▸ What is asked:
Repeat the data below exactly, dropping any pictures it holds.
** START **
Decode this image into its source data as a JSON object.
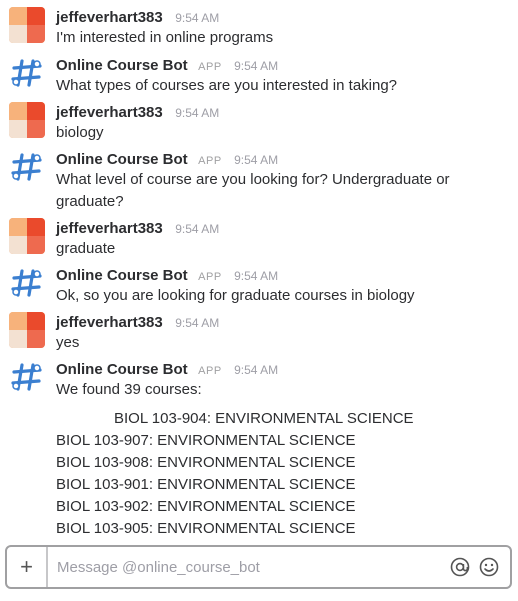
{
  "messages": [
    {
      "sender": "jeffeverhart383",
      "is_bot": false,
      "app_tag": "",
      "time": "9:54 AM",
      "lines": [
        "I'm interested in online programs"
      ]
    },
    {
      "sender": "Online Course Bot",
      "is_bot": true,
      "app_tag": "APP",
      "time": "9:54 AM",
      "lines": [
        "What types of courses are you interested in taking?"
      ]
    },
    {
      "sender": "jeffeverhart383",
      "is_bot": false,
      "app_tag": "",
      "time": "9:54 AM",
      "lines": [
        "biology"
      ]
    },
    {
      "sender": "Online Course Bot",
      "is_bot": true,
      "app_tag": "APP",
      "time": "9:54 AM",
      "lines": [
        "What level of course are you looking for? Undergraduate or",
        "graduate?"
      ]
    },
    {
      "sender": "jeffeverhart383",
      "is_bot": false,
      "app_tag": "",
      "time": "9:54 AM",
      "lines": [
        "graduate"
      ]
    },
    {
      "sender": "Online Course Bot",
      "is_bot": true,
      "app_tag": "APP",
      "time": "9:54 AM",
      "lines": [
        "Ok, so you are looking for graduate courses in biology"
      ]
    },
    {
      "sender": "jeffeverhart383",
      "is_bot": false,
      "app_tag": "",
      "time": "9:54 AM",
      "lines": [
        "yes"
      ]
    },
    {
      "sender": "Online Course Bot",
      "is_bot": true,
      "app_tag": "APP",
      "time": "9:54 AM",
      "lines": [
        "We found 39 courses:"
      ]
    }
  ],
  "courses": [
    "BIOL 103-904: ENVIRONMENTAL SCIENCE",
    "BIOL 103-907: ENVIRONMENTAL SCIENCE",
    "BIOL 103-908: ENVIRONMENTAL SCIENCE",
    "BIOL 103-901: ENVIRONMENTAL SCIENCE",
    "BIOL 103-902: ENVIRONMENTAL SCIENCE",
    "BIOL 103-905: ENVIRONMENTAL SCIENCE"
  ],
  "composer": {
    "placeholder": "Message @online_course_bot",
    "plus_label": "+",
    "mention_icon": "at-icon",
    "emoji_icon": "emoji-icon"
  },
  "colors": {
    "user_avatar": [
      "#f7b27b",
      "#ea4a2c",
      "#f3e1d2",
      "#ee6a4f"
    ],
    "bot_avatar": "#3b7fd0",
    "text": "#2c2d30",
    "muted": "#9e9ea6"
  }
}
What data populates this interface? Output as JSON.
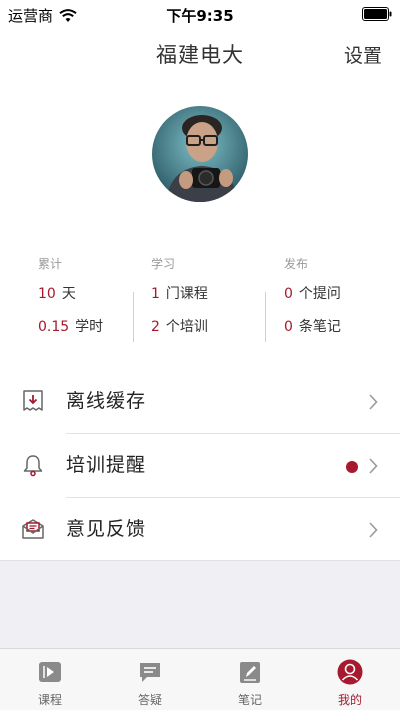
{
  "status_bar": {
    "carrier": "运营商",
    "time": "下午9:35"
  },
  "header": {
    "title": "福建电大",
    "settings_label": "设置"
  },
  "colors": {
    "accent": "#a6192e",
    "muted": "#9a9a9a",
    "background_gray": "#efeff4"
  },
  "stats": {
    "columns": [
      {
        "heading": "累计",
        "lines": [
          {
            "value": "10",
            "unit": "天"
          },
          {
            "value": "0.15",
            "unit": "学时"
          }
        ]
      },
      {
        "heading": "学习",
        "lines": [
          {
            "value": "1",
            "unit": "门课程"
          },
          {
            "value": "2",
            "unit": "个培训"
          }
        ]
      },
      {
        "heading": "发布",
        "lines": [
          {
            "value": "0",
            "unit": "个提问"
          },
          {
            "value": "0",
            "unit": "条笔记"
          }
        ]
      }
    ]
  },
  "menu": {
    "items": [
      {
        "label": "离线缓存",
        "icon": "download-cache-icon"
      },
      {
        "label": "培训提醒",
        "icon": "bell-icon",
        "badge": "red-dot"
      },
      {
        "label": "意见反馈",
        "icon": "feedback-mail-icon"
      }
    ]
  },
  "tabbar": {
    "tabs": [
      {
        "label": "课程",
        "icon": "course-video-icon",
        "active": false
      },
      {
        "label": "答疑",
        "icon": "qa-chat-icon",
        "active": false
      },
      {
        "label": "笔记",
        "icon": "note-edit-icon",
        "active": false
      },
      {
        "label": "我的",
        "icon": "profile-user-icon",
        "active": true
      }
    ]
  }
}
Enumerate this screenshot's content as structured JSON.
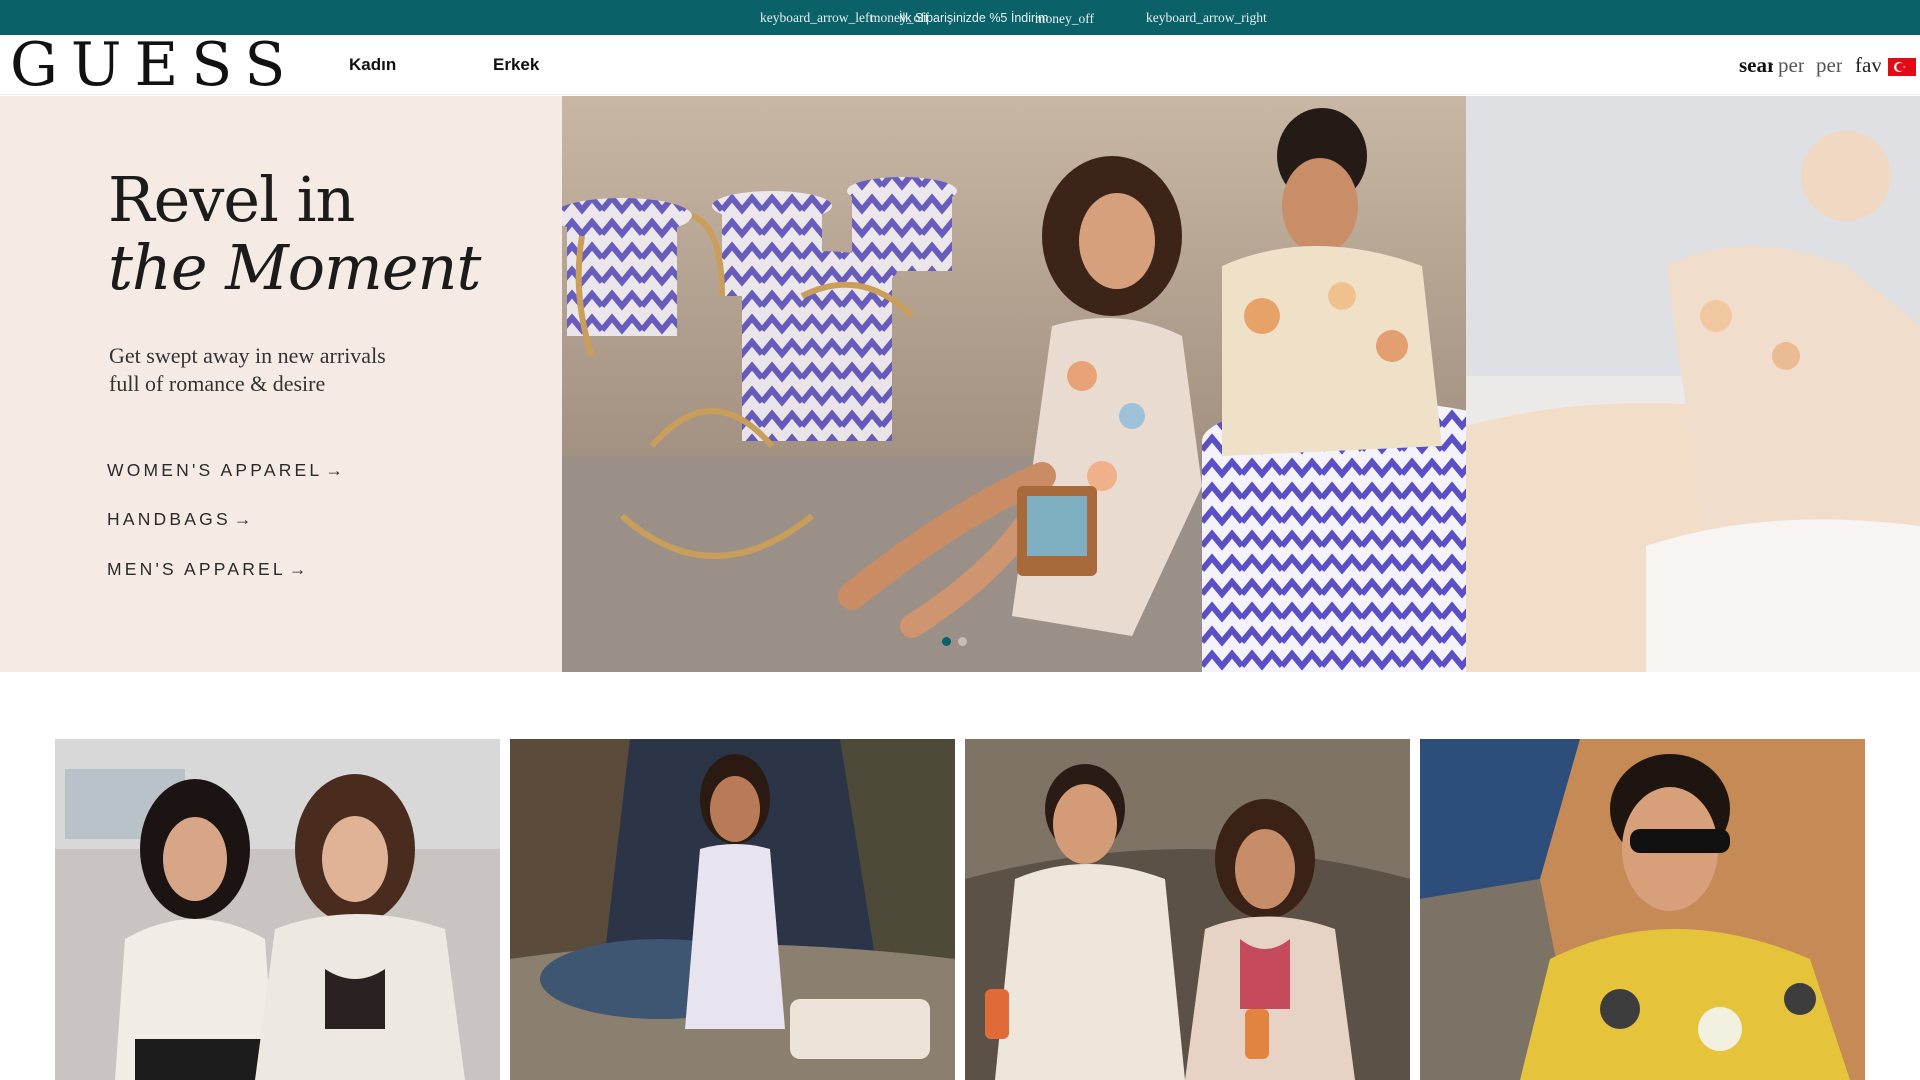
{
  "promo": {
    "arrow_left_icon": "keyboard_arrow_left",
    "icon_a": "money_off",
    "message": "İlk Siparişinizde %5 İndirim",
    "icon_b": "money_off",
    "arrow_right_icon": "keyboard_arrow_right",
    "background": "#0a6168"
  },
  "header": {
    "logo": "GUESS",
    "nav": [
      "Kadın",
      "Erkek"
    ],
    "utilities": {
      "search": "search",
      "person_1": "person",
      "person_2": "person",
      "favorite": "favorite"
    },
    "flag": "turkey-flag-icon"
  },
  "hero": {
    "title_line1": "Revel in",
    "title_line2": "the Moment",
    "subtitle_line1": "Get swept away in new arrivals",
    "subtitle_line2": "full of romance & desire",
    "links": [
      {
        "label": "WOMEN'S APPAREL",
        "arrow": "→"
      },
      {
        "label": "HANDBAGS",
        "arrow": "→"
      },
      {
        "label": "MEN'S APPAREL",
        "arrow": "→"
      }
    ],
    "panel_color": "#f5ebe4",
    "carousel_dots": 2,
    "active_dot": 0
  },
  "tiles": [
    {
      "name": "tile-women-duo",
      "icon": "photo"
    },
    {
      "name": "tile-white-dress",
      "icon": "photo"
    },
    {
      "name": "tile-couple",
      "icon": "photo"
    },
    {
      "name": "tile-men-sunglasses",
      "icon": "photo"
    }
  ]
}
** END **
▸ Full answer:
Decode this image into its source data as a JSON object.
{
  "messages": [
    {
      "sender": "jeffeverhart383",
      "is_bot": false,
      "app_tag": "",
      "time": "9:54 AM",
      "lines": [
        "I'm interested in online programs"
      ]
    },
    {
      "sender": "Online Course Bot",
      "is_bot": true,
      "app_tag": "APP",
      "time": "9:54 AM",
      "lines": [
        "What types of courses are you interested in taking?"
      ]
    },
    {
      "sender": "jeffeverhart383",
      "is_bot": false,
      "app_tag": "",
      "time": "9:54 AM",
      "lines": [
        "biology"
      ]
    },
    {
      "sender": "Online Course Bot",
      "is_bot": true,
      "app_tag": "APP",
      "time": "9:54 AM",
      "lines": [
        "What level of course are you looking for? Undergraduate or",
        "graduate?"
      ]
    },
    {
      "sender": "jeffeverhart383",
      "is_bot": false,
      "app_tag": "",
      "time": "9:54 AM",
      "lines": [
        "graduate"
      ]
    },
    {
      "sender": "Online Course Bot",
      "is_bot": true,
      "app_tag": "APP",
      "time": "9:54 AM",
      "lines": [
        "Ok, so you are looking for graduate courses in biology"
      ]
    },
    {
      "sender": "jeffeverhart383",
      "is_bot": false,
      "app_tag": "",
      "time": "9:54 AM",
      "lines": [
        "yes"
      ]
    },
    {
      "sender": "Online Course Bot",
      "is_bot": true,
      "app_tag": "APP",
      "time": "9:54 AM",
      "lines": [
        "We found 39 courses:"
      ]
    }
  ],
  "courses": [
    "BIOL 103-904: ENVIRONMENTAL SCIENCE",
    "BIOL 103-907: ENVIRONMENTAL SCIENCE",
    "BIOL 103-908: ENVIRONMENTAL SCIENCE",
    "BIOL 103-901: ENVIRONMENTAL SCIENCE",
    "BIOL 103-902: ENVIRONMENTAL SCIENCE",
    "BIOL 103-905: ENVIRONMENTAL SCIENCE"
  ],
  "composer": {
    "placeholder": "Message @online_course_bot",
    "plus_label": "+",
    "mention_icon": "at-icon",
    "emoji_icon": "emoji-icon"
  },
  "colors": {
    "user_avatar": [
      "#f7b27b",
      "#ea4a2c",
      "#f3e1d2",
      "#ee6a4f"
    ],
    "bot_avatar": "#3b7fd0",
    "text": "#2c2d30",
    "muted": "#9e9ea6"
  }
}
What data populates this interface? Output as JSON.
{
  "status_bar": {
    "carrier": "运营商",
    "time": "下午9:35"
  },
  "header": {
    "title": "福建电大",
    "settings_label": "设置"
  },
  "colors": {
    "accent": "#a6192e",
    "muted": "#9a9a9a",
    "background_gray": "#efeff4"
  },
  "stats": {
    "columns": [
      {
        "heading": "累计",
        "lines": [
          {
            "value": "10",
            "unit": "天"
          },
          {
            "value": "0.15",
            "unit": "学时"
          }
        ]
      },
      {
        "heading": "学习",
        "lines": [
          {
            "value": "1",
            "unit": "门课程"
          },
          {
            "value": "2",
            "unit": "个培训"
          }
        ]
      },
      {
        "heading": "发布",
        "lines": [
          {
            "value": "0",
            "unit": "个提问"
          },
          {
            "value": "0",
            "unit": "条笔记"
          }
        ]
      }
    ]
  },
  "menu": {
    "items": [
      {
        "label": "离线缓存",
        "icon": "download-cache-icon"
      },
      {
        "label": "培训提醒",
        "icon": "bell-icon",
        "badge": "red-dot"
      },
      {
        "label": "意见反馈",
        "icon": "feedback-mail-icon"
      }
    ]
  },
  "tabbar": {
    "tabs": [
      {
        "label": "课程",
        "icon": "course-video-icon",
        "active": false
      },
      {
        "label": "答疑",
        "icon": "qa-chat-icon",
        "active": false
      },
      {
        "label": "笔记",
        "icon": "note-edit-icon",
        "active": false
      },
      {
        "label": "我的",
        "icon": "profile-user-icon",
        "active": true
      }
    ]
  }
}
Enumerate this screenshot's content as structured JSON.
{
  "promo": {
    "arrow_left_icon": "keyboard_arrow_left",
    "icon_a": "money_off",
    "message": "İlk Siparişinizde %5 İndirim",
    "icon_b": "money_off",
    "arrow_right_icon": "keyboard_arrow_right",
    "background": "#0a6168"
  },
  "header": {
    "logo": "GUESS",
    "nav": [
      "Kadın",
      "Erkek"
    ],
    "utilities": {
      "search": "search",
      "person_1": "person",
      "person_2": "person",
      "favorite": "favorite"
    },
    "flag": "turkey-flag-icon"
  },
  "hero": {
    "title_line1": "Revel in",
    "title_line2": "the Moment",
    "subtitle_line1": "Get swept away in new arrivals",
    "subtitle_line2": "full of romance & desire",
    "links": [
      {
        "label": "WOMEN'S APPAREL",
        "arrow": "→"
      },
      {
        "label": "HANDBAGS",
        "arrow": "→"
      },
      {
        "label": "MEN'S APPAREL",
        "arrow": "→"
      }
    ],
    "panel_color": "#f5ebe4",
    "carousel_dots": 2,
    "active_dot": 0
  },
  "tiles": [
    {
      "name": "tile-women-duo",
      "icon": "photo"
    },
    {
      "name": "tile-white-dress",
      "icon": "photo"
    },
    {
      "name": "tile-couple",
      "icon": "photo"
    },
    {
      "name": "tile-men-sunglasses",
      "icon": "photo"
    }
  ]
}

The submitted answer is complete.